**WORK TO COMPLETE**
Copy the following lines out word for word.

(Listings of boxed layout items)
********

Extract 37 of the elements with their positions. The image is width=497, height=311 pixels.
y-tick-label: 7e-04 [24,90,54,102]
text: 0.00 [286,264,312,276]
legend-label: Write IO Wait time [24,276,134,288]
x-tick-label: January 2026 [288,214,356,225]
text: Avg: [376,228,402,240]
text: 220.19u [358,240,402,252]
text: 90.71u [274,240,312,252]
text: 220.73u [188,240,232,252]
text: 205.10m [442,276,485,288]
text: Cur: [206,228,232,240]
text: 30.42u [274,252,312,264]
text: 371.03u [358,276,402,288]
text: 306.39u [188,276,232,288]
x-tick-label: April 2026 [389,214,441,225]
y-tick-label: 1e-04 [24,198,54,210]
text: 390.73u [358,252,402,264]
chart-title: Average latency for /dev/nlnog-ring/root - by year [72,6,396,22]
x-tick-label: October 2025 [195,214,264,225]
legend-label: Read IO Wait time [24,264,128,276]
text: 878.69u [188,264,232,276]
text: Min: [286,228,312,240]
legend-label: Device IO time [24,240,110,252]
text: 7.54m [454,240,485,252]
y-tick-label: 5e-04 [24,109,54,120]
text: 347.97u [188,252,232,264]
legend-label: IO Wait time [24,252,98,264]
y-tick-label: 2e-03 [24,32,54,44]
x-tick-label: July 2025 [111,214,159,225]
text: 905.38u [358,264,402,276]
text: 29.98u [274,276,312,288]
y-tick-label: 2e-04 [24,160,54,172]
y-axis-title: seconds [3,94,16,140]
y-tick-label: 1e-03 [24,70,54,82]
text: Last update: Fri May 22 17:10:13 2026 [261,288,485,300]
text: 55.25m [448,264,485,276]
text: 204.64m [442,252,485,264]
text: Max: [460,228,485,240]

********

**EXERCISE ANSWER**
Extract 37 of the elements with their positions. The image is width=497, height=311 pixels.
y-tick-label: 7e-04 [24,90,54,102]
text: 0.00 [286,264,312,276]
legend-label: Write IO Wait time [24,276,134,288]
x-tick-label: January 2026 [288,214,356,225]
text: Avg: [376,228,402,240]
text: 220.19u [358,240,402,252]
text: 90.71u [274,240,312,252]
text: 220.73u [188,240,232,252]
text: 205.10m [442,276,485,288]
text: Cur: [206,228,232,240]
text: 30.42u [274,252,312,264]
text: 371.03u [358,276,402,288]
text: 306.39u [188,276,232,288]
x-tick-label: April 2026 [389,214,441,225]
y-tick-label: 1e-04 [24,198,54,210]
text: 390.73u [358,252,402,264]
chart-title: Average latency for /dev/nlnog-ring/root - by year [72,6,396,22]
x-tick-label: October 2025 [195,214,264,225]
legend-label: Read IO Wait time [24,264,128,276]
text: 878.69u [188,264,232,276]
text: Min: [286,228,312,240]
legend-label: Device IO time [24,240,110,252]
text: 7.54m [454,240,485,252]
y-tick-label: 5e-04 [24,109,54,120]
text: 347.97u [188,252,232,264]
legend-label: IO Wait time [24,252,98,264]
y-tick-label: 2e-03 [24,32,54,44]
x-tick-label: July 2025 [111,214,159,225]
text: 905.38u [358,264,402,276]
text: 29.98u [274,276,312,288]
y-tick-label: 2e-04 [24,160,54,172]
y-axis-title: seconds [3,94,16,140]
y-tick-label: 1e-03 [24,70,54,82]
text: Last update: Fri May 22 17:10:13 2026 [261,288,485,300]
text: 55.25m [448,264,485,276]
text: 204.64m [442,252,485,264]
text: Max: [460,228,485,240]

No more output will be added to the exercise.